Can you write out all of the material below, word for word?

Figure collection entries
↓

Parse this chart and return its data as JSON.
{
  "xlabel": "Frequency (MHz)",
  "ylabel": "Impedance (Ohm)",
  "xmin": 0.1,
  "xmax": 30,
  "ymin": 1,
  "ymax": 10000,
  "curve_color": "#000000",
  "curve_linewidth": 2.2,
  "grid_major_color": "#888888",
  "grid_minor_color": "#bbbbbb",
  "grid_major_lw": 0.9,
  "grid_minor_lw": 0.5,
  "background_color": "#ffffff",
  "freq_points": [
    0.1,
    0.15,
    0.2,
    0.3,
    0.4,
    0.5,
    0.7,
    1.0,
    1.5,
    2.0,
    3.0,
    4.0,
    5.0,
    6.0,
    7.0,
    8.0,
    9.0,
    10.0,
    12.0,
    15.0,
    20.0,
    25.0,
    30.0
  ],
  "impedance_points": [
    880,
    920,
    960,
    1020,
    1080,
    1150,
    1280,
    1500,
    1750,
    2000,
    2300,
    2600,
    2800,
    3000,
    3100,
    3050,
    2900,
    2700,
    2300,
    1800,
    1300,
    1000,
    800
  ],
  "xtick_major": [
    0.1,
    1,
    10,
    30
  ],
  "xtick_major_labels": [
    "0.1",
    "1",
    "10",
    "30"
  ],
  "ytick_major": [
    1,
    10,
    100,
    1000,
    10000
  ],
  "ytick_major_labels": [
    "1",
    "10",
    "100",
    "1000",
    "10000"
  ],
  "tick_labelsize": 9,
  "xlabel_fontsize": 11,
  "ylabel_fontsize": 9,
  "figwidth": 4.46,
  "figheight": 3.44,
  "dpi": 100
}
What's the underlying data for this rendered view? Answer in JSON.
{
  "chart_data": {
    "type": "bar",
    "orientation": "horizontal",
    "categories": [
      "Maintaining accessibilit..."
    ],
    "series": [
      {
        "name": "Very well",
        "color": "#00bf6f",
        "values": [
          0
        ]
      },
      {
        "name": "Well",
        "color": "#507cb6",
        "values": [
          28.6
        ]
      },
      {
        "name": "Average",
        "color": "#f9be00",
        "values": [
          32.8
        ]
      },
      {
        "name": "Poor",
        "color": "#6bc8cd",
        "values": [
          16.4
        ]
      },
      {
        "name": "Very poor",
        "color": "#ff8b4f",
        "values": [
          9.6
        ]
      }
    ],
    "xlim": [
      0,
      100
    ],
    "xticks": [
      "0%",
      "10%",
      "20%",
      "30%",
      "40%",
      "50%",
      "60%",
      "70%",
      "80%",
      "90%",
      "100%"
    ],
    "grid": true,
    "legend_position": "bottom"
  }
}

↑

» WORKED SOLUTION:
Parse this chart and return its data as JSON.
{
  "xlabel": "Frequency (MHz)",
  "ylabel": "Impedance (Ohm)",
  "xmin": 0.1,
  "xmax": 30,
  "ymin": 1,
  "ymax": 10000,
  "curve_color": "#000000",
  "curve_linewidth": 2.2,
  "grid_major_color": "#888888",
  "grid_minor_color": "#bbbbbb",
  "grid_major_lw": 0.9,
  "grid_minor_lw": 0.5,
  "background_color": "#ffffff",
  "freq_points": [
    0.1,
    0.15,
    0.2,
    0.3,
    0.4,
    0.5,
    0.7,
    1.0,
    1.5,
    2.0,
    3.0,
    4.0,
    5.0,
    6.0,
    7.0,
    8.0,
    9.0,
    10.0,
    12.0,
    15.0,
    20.0,
    25.0,
    30.0
  ],
  "impedance_points": [
    880,
    920,
    960,
    1020,
    1080,
    1150,
    1280,
    1500,
    1750,
    2000,
    2300,
    2600,
    2800,
    3000,
    3100,
    3050,
    2900,
    2700,
    2300,
    1800,
    1300,
    1000,
    800
  ],
  "xtick_major": [
    0.1,
    1,
    10,
    30
  ],
  "xtick_major_labels": [
    "0.1",
    "1",
    "10",
    "30"
  ],
  "ytick_major": [
    1,
    10,
    100,
    1000,
    10000
  ],
  "ytick_major_labels": [
    "1",
    "10",
    "100",
    "1000",
    "10000"
  ],
  "tick_labelsize": 9,
  "xlabel_fontsize": 11,
  "ylabel_fontsize": 9,
  "figwidth": 4.46,
  "figheight": 3.44,
  "dpi": 100
}
What's the underlying data for this rendered view? Answer in JSON.
{
  "chart_data": {
    "type": "bar",
    "orientation": "horizontal",
    "categories": [
      "Maintaining accessibilit..."
    ],
    "series": [
      {
        "name": "Very well",
        "color": "#00bf6f",
        "values": [
          0
        ]
      },
      {
        "name": "Well",
        "color": "#507cb6",
        "values": [
          28.6
        ]
      },
      {
        "name": "Average",
        "color": "#f9be00",
        "values": [
          32.8
        ]
      },
      {
        "name": "Poor",
        "color": "#6bc8cd",
        "values": [
          16.4
        ]
      },
      {
        "name": "Very poor",
        "color": "#ff8b4f",
        "values": [
          9.6
        ]
      }
    ],
    "xlim": [
      0,
      100
    ],
    "xticks": [
      "0%",
      "10%",
      "20%",
      "30%",
      "40%",
      "50%",
      "60%",
      "70%",
      "80%",
      "90%",
      "100%"
    ],
    "grid": true,
    "legend_position": "bottom"
  }
}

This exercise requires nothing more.